*Dataset excerpt*
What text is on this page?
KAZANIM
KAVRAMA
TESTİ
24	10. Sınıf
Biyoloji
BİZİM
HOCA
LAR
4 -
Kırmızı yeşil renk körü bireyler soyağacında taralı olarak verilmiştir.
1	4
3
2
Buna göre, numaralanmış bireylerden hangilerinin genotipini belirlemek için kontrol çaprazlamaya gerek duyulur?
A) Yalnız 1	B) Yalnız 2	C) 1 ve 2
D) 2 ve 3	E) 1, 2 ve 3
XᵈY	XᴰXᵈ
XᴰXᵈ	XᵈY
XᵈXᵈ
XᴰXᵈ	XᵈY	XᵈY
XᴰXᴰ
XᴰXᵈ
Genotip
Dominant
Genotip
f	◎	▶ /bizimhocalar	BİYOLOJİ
==
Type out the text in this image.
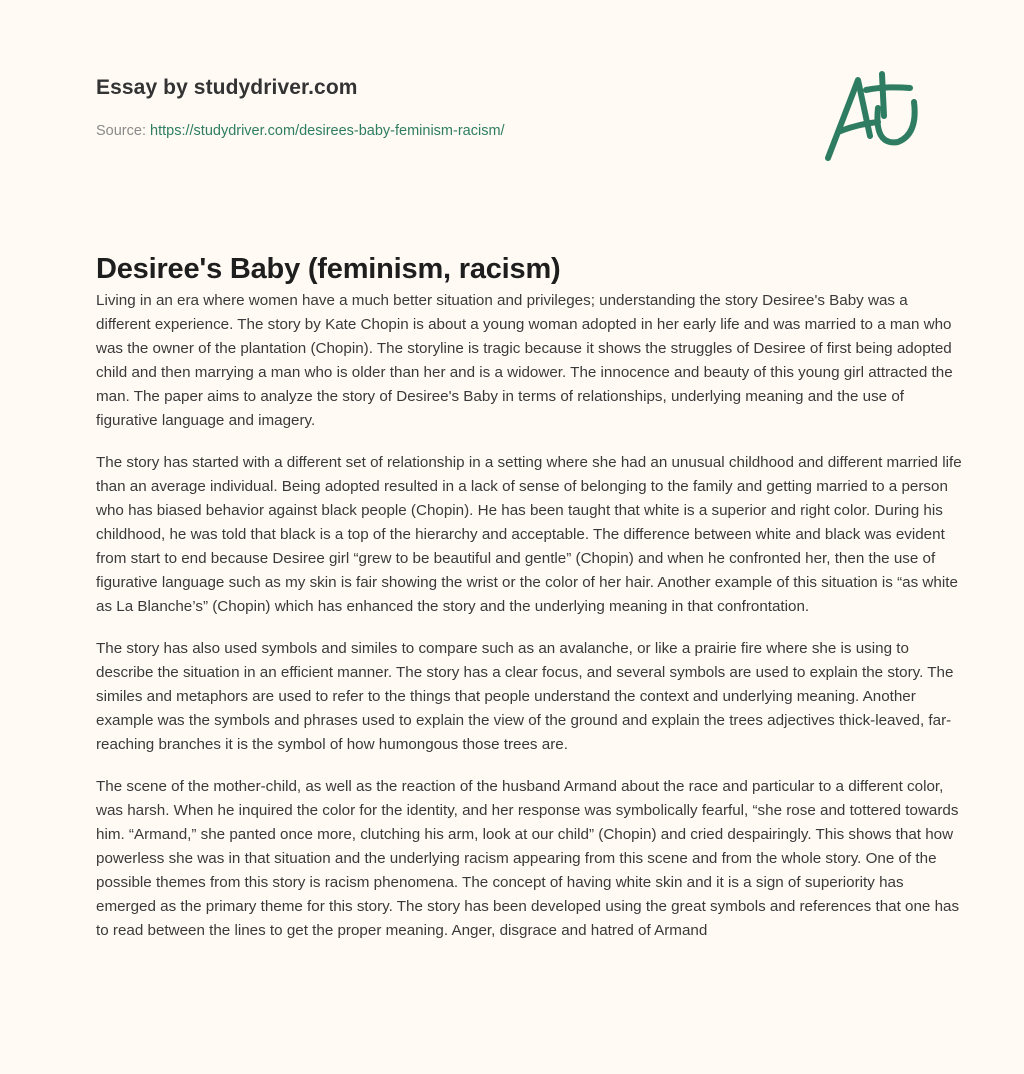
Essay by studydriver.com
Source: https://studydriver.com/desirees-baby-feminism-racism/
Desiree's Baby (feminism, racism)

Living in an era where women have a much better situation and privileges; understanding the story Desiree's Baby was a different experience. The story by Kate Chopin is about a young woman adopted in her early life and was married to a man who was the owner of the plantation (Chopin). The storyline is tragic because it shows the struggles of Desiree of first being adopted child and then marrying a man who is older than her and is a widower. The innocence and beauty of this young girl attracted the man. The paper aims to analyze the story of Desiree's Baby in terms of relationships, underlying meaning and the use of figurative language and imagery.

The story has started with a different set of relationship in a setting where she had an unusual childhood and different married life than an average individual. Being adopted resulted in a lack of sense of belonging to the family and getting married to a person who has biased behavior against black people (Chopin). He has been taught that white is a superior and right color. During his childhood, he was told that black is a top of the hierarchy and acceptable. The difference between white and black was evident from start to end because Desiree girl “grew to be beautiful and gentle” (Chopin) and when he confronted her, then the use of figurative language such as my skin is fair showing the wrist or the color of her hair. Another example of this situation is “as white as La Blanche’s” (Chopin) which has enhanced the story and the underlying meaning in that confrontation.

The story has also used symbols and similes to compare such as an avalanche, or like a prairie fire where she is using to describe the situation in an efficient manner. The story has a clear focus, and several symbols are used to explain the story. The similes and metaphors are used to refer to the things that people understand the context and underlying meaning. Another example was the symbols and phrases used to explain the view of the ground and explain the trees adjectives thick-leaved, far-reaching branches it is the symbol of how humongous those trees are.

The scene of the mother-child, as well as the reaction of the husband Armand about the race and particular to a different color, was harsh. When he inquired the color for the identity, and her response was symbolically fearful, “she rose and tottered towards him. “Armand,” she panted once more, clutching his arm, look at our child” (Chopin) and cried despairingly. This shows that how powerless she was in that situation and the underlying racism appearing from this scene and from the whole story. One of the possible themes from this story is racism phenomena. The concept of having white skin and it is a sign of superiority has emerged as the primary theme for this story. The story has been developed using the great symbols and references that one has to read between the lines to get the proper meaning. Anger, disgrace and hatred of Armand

*Given request*
Write out every line of the data that holds the word "studydriver".

*Task response*
Essay by studydriver.com
Source: https://studydriver.com/desirees-baby-feminism-racism/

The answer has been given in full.